EXTRACTED MATERIAL ::
------

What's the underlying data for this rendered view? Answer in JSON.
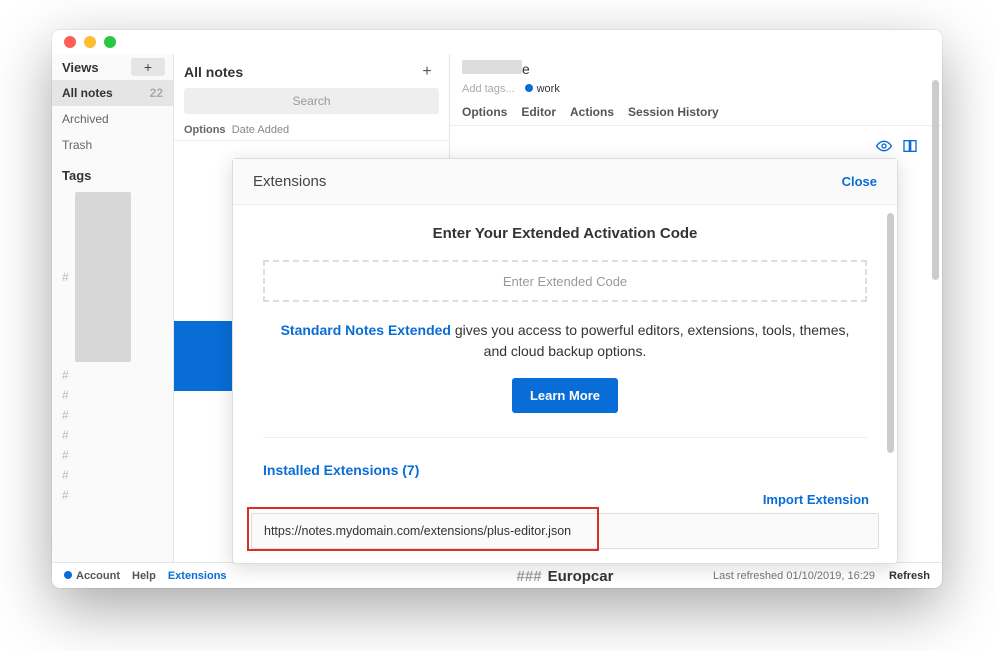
{
  "sidebar": {
    "views_label": "Views",
    "all_notes_label": "All notes",
    "all_notes_count": "22",
    "archived_label": "Archived",
    "trash_label": "Trash",
    "tags_label": "Tags"
  },
  "middle": {
    "title": "All notes",
    "search_placeholder": "Search",
    "options_label": "Options",
    "date_added_label": "Date Added"
  },
  "note": {
    "title_suffix": "e",
    "add_tags_label": "Add tags...",
    "work_tag": "work",
    "tabs": {
      "options": "Options",
      "editor": "Editor",
      "actions": "Actions",
      "session": "Session History"
    }
  },
  "modal": {
    "title": "Extensions",
    "close": "Close",
    "enter_title": "Enter Your Extended Activation Code",
    "code_placeholder": "Enter Extended Code",
    "sn_link": "Standard Notes Extended",
    "desc_rest": " gives you access to powerful editors, extensions, tools, themes, and cloud backup options.",
    "learn_more": "Learn More",
    "installed": "Installed Extensions (7)",
    "import": "Import Extension",
    "url_value": "https://notes.mydomain.com/extensions/plus-editor.json"
  },
  "peek": {
    "hashes": "###",
    "title": "Europcar"
  },
  "footer": {
    "account": "Account",
    "help": "Help",
    "extensions": "Extensions",
    "last_refreshed": "Last refreshed 01/10/2019, 16:29",
    "refresh": "Refresh"
  }
}
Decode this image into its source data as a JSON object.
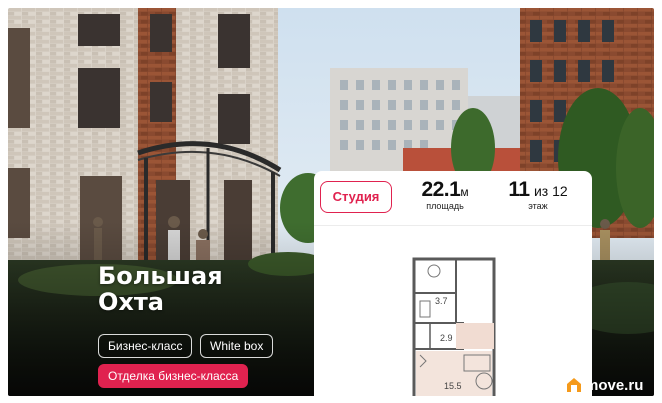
{
  "project": {
    "name_line1": "Большая",
    "name_line2": "Охта"
  },
  "tags": {
    "class_label": "Бизнес-класс",
    "finish_label": "White box",
    "decoration_label": "Отделка бизнес-класса"
  },
  "apartment": {
    "type_label": "Студия",
    "area_value": "22.1",
    "area_unit": "м",
    "area_label": "площадь",
    "floor_value": "11",
    "floor_of": "из 12",
    "floor_label": "этаж"
  },
  "floor_plan": {
    "rooms": [
      {
        "label": "3.7"
      },
      {
        "label": "2.9"
      },
      {
        "label": "15.5"
      }
    ]
  },
  "brand": {
    "text": "move.ru",
    "logo_icon": "house-logo-icon"
  },
  "colors": {
    "accent": "#e0224f",
    "card_bg": "#ffffff",
    "text_dark": "#111111"
  }
}
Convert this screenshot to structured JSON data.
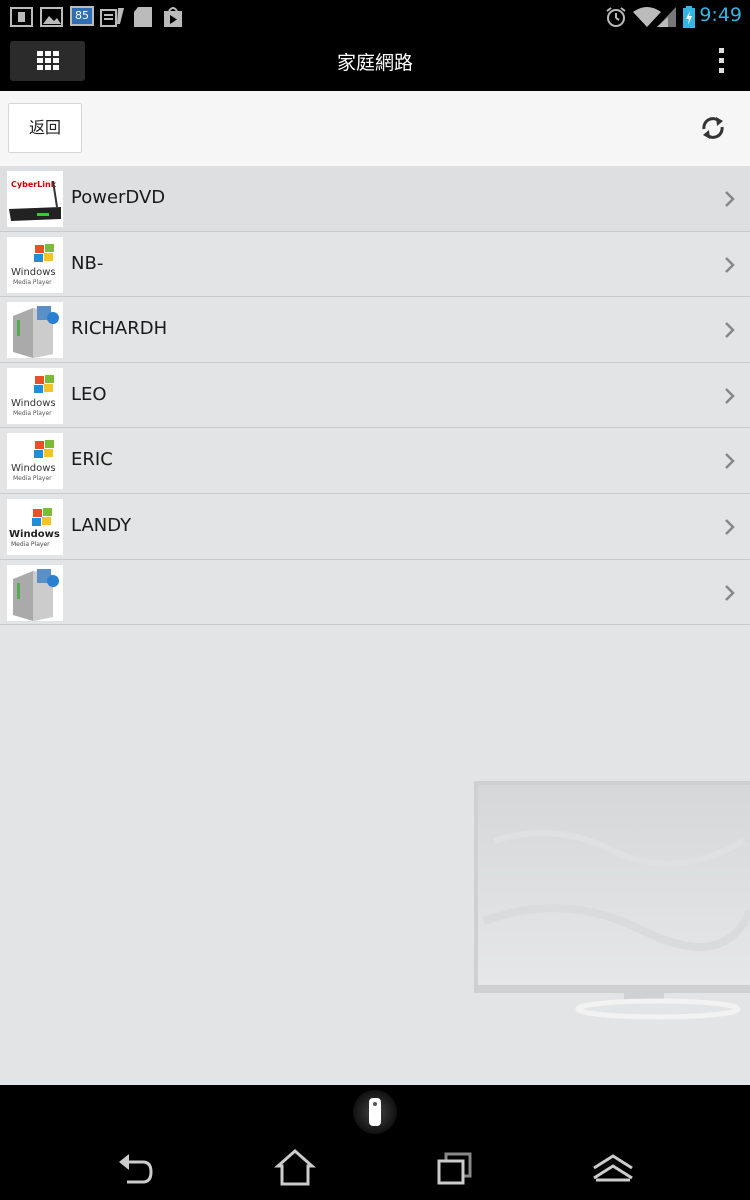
{
  "status_bar": {
    "time": "9:49",
    "notification_badge": "85",
    "notification_icons": [
      "calendar-icon",
      "gallery-icon",
      "badge-85-icon",
      "notes-icon",
      "sd-card-icon",
      "play-store-icon"
    ],
    "system_icons": [
      "alarm-icon",
      "wifi-icon",
      "signal-icon",
      "battery-charging-icon"
    ]
  },
  "action_bar": {
    "title": "家庭網路",
    "menu_icon": "grid-icon",
    "overflow_icon": "overflow-menu-icon"
  },
  "toolbar": {
    "back_label": "返回",
    "refresh_icon": "refresh-icon"
  },
  "devices": [
    {
      "name": "PowerDVD",
      "icon": "cyberlink-router-icon"
    },
    {
      "name": "NB-",
      "icon": "windows-media-player-icon"
    },
    {
      "name": "RICHARDH",
      "icon": "media-server-icon"
    },
    {
      "name": "LEO",
      "icon": "windows-media-player-icon"
    },
    {
      "name": "ERIC",
      "icon": "windows-media-player-icon"
    },
    {
      "name": "LANDY",
      "icon": "windows-media-player-icon"
    },
    {
      "name": "",
      "icon": "media-server-icon"
    }
  ],
  "thumb_text": {
    "cyberlink": "CyberLink",
    "windows": "Windows",
    "media_player": "Media Player"
  },
  "bottom": {
    "remote_icon": "remote-control-icon",
    "nav_icons": [
      "back-icon",
      "home-icon",
      "recent-apps-icon",
      "menu-up-icon"
    ]
  },
  "colors": {
    "accent_time": "#33b5e5",
    "content_bg": "#e3e4e5"
  }
}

------

Transcribe the records above verbatim. Do not carry over any picture.

RESPONSE ::
What's the underlying data for this rendered view? Answer in JSON.
{
  "sidebar": {
    "views_label": "Views",
    "all_notes_label": "All notes",
    "all_notes_count": "22",
    "archived_label": "Archived",
    "trash_label": "Trash",
    "tags_label": "Tags"
  },
  "middle": {
    "title": "All notes",
    "search_placeholder": "Search",
    "options_label": "Options",
    "date_added_label": "Date Added"
  },
  "note": {
    "title_suffix": "e",
    "add_tags_label": "Add tags...",
    "work_tag": "work",
    "tabs": {
      "options": "Options",
      "editor": "Editor",
      "actions": "Actions",
      "session": "Session History"
    }
  },
  "modal": {
    "title": "Extensions",
    "close": "Close",
    "enter_title": "Enter Your Extended Activation Code",
    "code_placeholder": "Enter Extended Code",
    "sn_link": "Standard Notes Extended",
    "desc_rest": " gives you access to powerful editors, extensions, tools, themes, and cloud backup options.",
    "learn_more": "Learn More",
    "installed": "Installed Extensions (7)",
    "import": "Import Extension",
    "url_value": "https://notes.mydomain.com/extensions/plus-editor.json"
  },
  "peek": {
    "hashes": "###",
    "title": "Europcar"
  },
  "footer": {
    "account": "Account",
    "help": "Help",
    "extensions": "Extensions",
    "last_refreshed": "Last refreshed 01/10/2019, 16:29",
    "refresh": "Refresh"
  }
}
Decode this image into its source data as a JSON object.
{
  "project": {
    "name_line1": "Большая",
    "name_line2": "Охта"
  },
  "tags": {
    "class_label": "Бизнес-класс",
    "finish_label": "White box",
    "decoration_label": "Отделка бизнес-класса"
  },
  "apartment": {
    "type_label": "Студия",
    "area_value": "22.1",
    "area_unit": "м",
    "area_label": "площадь",
    "floor_value": "11",
    "floor_of": "из 12",
    "floor_label": "этаж"
  },
  "floor_plan": {
    "rooms": [
      {
        "label": "3.7"
      },
      {
        "label": "2.9"
      },
      {
        "label": "15.5"
      }
    ]
  },
  "brand": {
    "text": "move.ru",
    "logo_icon": "house-logo-icon"
  },
  "colors": {
    "accent": "#e0224f",
    "card_bg": "#ffffff",
    "text_dark": "#111111"
  }
}
Convert this screenshot to structured JSON data.
{
  "status_bar": {
    "time": "9:49",
    "notification_badge": "85",
    "notification_icons": [
      "calendar-icon",
      "gallery-icon",
      "badge-85-icon",
      "notes-icon",
      "sd-card-icon",
      "play-store-icon"
    ],
    "system_icons": [
      "alarm-icon",
      "wifi-icon",
      "signal-icon",
      "battery-charging-icon"
    ]
  },
  "action_bar": {
    "title": "家庭網路",
    "menu_icon": "grid-icon",
    "overflow_icon": "overflow-menu-icon"
  },
  "toolbar": {
    "back_label": "返回",
    "refresh_icon": "refresh-icon"
  },
  "devices": [
    {
      "name": "PowerDVD",
      "icon": "cyberlink-router-icon"
    },
    {
      "name": "NB-",
      "icon": "windows-media-player-icon"
    },
    {
      "name": "RICHARDH",
      "icon": "media-server-icon"
    },
    {
      "name": "LEO",
      "icon": "windows-media-player-icon"
    },
    {
      "name": "ERIC",
      "icon": "windows-media-player-icon"
    },
    {
      "name": "LANDY",
      "icon": "windows-media-player-icon"
    },
    {
      "name": "",
      "icon": "media-server-icon"
    }
  ],
  "thumb_text": {
    "cyberlink": "CyberLink",
    "windows": "Windows",
    "media_player": "Media Player"
  },
  "bottom": {
    "remote_icon": "remote-control-icon",
    "nav_icons": [
      "back-icon",
      "home-icon",
      "recent-apps-icon",
      "menu-up-icon"
    ]
  },
  "colors": {
    "accent_time": "#33b5e5",
    "content_bg": "#e3e4e5"
  }
}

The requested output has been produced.